> **Records for processing**:
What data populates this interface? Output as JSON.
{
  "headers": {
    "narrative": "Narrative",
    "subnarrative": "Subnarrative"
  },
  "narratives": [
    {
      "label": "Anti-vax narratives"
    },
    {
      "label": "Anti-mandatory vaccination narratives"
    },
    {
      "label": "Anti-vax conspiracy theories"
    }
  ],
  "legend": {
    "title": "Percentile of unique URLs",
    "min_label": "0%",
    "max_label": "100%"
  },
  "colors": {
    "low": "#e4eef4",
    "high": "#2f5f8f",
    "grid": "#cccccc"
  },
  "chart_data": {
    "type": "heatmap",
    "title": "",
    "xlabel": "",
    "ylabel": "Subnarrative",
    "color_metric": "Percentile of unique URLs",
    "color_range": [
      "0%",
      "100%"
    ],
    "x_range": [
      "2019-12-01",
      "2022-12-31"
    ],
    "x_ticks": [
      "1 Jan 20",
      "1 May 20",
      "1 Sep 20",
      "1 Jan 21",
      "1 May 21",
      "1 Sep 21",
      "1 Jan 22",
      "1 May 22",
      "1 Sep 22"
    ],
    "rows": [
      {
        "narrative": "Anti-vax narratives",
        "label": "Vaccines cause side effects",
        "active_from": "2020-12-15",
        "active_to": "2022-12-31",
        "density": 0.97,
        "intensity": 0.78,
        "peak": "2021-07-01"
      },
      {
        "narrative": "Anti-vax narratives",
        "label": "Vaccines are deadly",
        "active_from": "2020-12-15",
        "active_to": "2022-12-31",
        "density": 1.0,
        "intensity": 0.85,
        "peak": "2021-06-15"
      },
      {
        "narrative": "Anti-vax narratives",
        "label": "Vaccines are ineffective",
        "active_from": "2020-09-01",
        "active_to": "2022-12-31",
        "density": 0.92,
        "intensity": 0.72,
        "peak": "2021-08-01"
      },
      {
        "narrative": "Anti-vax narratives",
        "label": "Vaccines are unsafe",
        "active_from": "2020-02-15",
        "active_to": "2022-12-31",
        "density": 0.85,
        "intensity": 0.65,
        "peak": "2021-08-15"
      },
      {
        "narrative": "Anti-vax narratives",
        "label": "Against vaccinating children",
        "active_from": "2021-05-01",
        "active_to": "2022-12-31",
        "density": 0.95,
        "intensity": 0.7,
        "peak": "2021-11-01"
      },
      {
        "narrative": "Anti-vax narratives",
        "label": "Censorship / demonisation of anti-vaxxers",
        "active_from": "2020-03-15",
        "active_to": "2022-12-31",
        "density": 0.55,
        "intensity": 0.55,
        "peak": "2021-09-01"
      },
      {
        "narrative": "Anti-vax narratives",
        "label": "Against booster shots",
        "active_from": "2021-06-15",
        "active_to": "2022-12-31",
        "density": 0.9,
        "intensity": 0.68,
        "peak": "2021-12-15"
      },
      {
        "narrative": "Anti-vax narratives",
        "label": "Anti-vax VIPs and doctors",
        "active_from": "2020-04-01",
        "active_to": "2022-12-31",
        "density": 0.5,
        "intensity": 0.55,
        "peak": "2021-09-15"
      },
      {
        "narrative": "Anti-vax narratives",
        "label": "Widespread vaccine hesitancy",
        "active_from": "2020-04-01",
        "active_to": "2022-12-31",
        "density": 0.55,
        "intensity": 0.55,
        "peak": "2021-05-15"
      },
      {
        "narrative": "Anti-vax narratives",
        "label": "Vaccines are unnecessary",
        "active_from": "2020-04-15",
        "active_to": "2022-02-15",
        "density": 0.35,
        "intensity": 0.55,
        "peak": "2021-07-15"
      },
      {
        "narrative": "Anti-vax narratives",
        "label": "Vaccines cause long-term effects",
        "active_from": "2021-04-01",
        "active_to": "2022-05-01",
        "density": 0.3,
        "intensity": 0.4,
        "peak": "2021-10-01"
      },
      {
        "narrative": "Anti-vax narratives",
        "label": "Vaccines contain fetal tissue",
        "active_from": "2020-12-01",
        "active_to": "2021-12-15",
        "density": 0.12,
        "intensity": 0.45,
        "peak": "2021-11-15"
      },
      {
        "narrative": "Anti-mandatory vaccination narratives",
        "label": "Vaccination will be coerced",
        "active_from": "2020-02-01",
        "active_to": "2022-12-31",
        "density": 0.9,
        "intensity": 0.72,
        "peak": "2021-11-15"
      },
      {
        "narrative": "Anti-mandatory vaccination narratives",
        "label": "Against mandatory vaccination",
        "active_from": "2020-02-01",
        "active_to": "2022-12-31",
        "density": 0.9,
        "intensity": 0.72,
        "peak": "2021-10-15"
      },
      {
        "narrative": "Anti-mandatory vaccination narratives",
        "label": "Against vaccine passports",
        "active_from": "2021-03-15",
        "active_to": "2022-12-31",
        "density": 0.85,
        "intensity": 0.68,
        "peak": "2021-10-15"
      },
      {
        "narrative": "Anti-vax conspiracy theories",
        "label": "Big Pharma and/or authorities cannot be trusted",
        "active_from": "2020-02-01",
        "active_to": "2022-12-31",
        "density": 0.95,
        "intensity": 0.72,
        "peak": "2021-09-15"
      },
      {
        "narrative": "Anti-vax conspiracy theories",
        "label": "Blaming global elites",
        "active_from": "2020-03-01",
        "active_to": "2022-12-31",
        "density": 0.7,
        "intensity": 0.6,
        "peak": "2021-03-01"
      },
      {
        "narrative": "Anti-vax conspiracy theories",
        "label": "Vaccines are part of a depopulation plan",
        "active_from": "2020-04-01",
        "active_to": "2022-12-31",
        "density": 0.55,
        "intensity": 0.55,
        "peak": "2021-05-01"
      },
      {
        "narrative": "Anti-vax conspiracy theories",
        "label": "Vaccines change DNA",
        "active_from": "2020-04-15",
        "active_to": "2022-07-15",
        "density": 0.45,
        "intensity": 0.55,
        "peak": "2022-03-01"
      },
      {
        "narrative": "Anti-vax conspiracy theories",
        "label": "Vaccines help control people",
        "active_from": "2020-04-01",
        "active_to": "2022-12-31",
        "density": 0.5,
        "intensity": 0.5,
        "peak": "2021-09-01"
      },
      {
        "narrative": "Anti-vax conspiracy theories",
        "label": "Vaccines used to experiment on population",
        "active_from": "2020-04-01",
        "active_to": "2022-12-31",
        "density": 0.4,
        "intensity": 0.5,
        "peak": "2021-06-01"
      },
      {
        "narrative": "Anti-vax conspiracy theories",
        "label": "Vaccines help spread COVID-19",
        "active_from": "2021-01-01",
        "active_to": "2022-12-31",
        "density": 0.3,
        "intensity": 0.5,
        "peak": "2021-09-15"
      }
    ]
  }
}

--

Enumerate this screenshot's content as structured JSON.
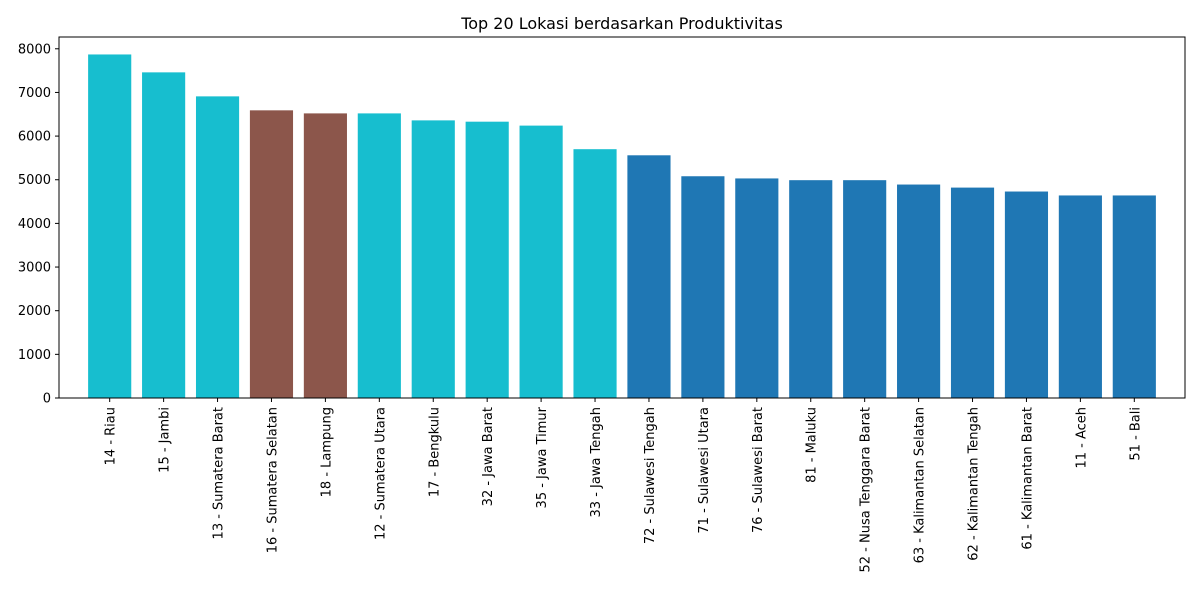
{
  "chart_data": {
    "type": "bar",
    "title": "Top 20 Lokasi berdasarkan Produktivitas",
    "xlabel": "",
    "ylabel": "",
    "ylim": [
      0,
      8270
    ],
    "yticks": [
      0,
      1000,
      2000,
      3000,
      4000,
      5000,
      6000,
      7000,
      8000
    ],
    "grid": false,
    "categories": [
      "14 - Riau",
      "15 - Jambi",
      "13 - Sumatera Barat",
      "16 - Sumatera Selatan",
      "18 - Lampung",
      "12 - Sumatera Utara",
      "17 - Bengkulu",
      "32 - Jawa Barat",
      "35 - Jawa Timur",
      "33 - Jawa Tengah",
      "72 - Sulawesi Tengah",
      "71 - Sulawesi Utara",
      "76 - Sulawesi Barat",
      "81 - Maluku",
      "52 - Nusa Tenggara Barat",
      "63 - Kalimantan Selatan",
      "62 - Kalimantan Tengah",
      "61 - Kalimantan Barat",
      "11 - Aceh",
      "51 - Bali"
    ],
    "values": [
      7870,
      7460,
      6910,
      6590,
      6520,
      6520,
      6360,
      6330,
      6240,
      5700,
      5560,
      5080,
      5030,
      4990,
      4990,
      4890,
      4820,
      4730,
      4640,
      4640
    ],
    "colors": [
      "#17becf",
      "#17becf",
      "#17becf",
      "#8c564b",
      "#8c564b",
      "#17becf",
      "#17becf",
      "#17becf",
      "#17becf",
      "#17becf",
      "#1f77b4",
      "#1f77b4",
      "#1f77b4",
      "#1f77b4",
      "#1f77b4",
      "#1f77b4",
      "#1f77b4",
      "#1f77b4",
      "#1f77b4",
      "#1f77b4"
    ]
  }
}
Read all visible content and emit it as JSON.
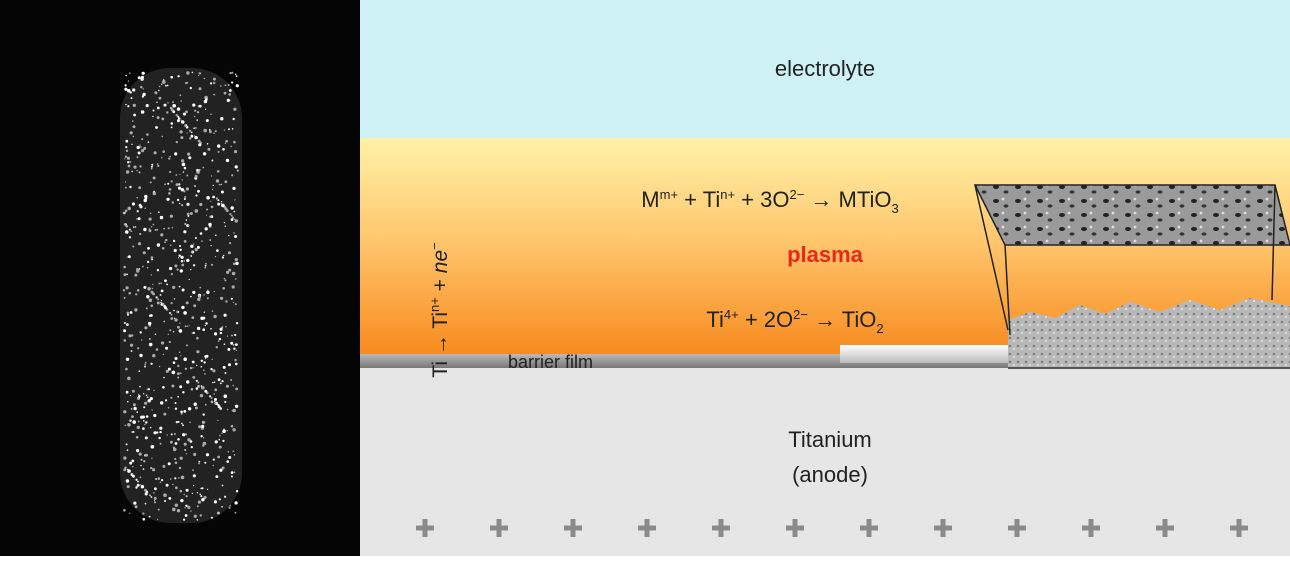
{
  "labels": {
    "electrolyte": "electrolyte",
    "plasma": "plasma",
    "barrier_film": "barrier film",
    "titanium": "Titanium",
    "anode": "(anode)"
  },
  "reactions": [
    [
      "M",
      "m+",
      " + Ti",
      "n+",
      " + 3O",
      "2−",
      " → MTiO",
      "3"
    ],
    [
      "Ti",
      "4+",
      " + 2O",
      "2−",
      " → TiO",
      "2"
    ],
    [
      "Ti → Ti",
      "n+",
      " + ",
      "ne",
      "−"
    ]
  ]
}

> **Request**: Scan the listing above. Gather each line that contains the word "help".

> **Answer to the task**:
        "label": "Vaccines help control people",
        "label": "Vaccines help spread COVID-19",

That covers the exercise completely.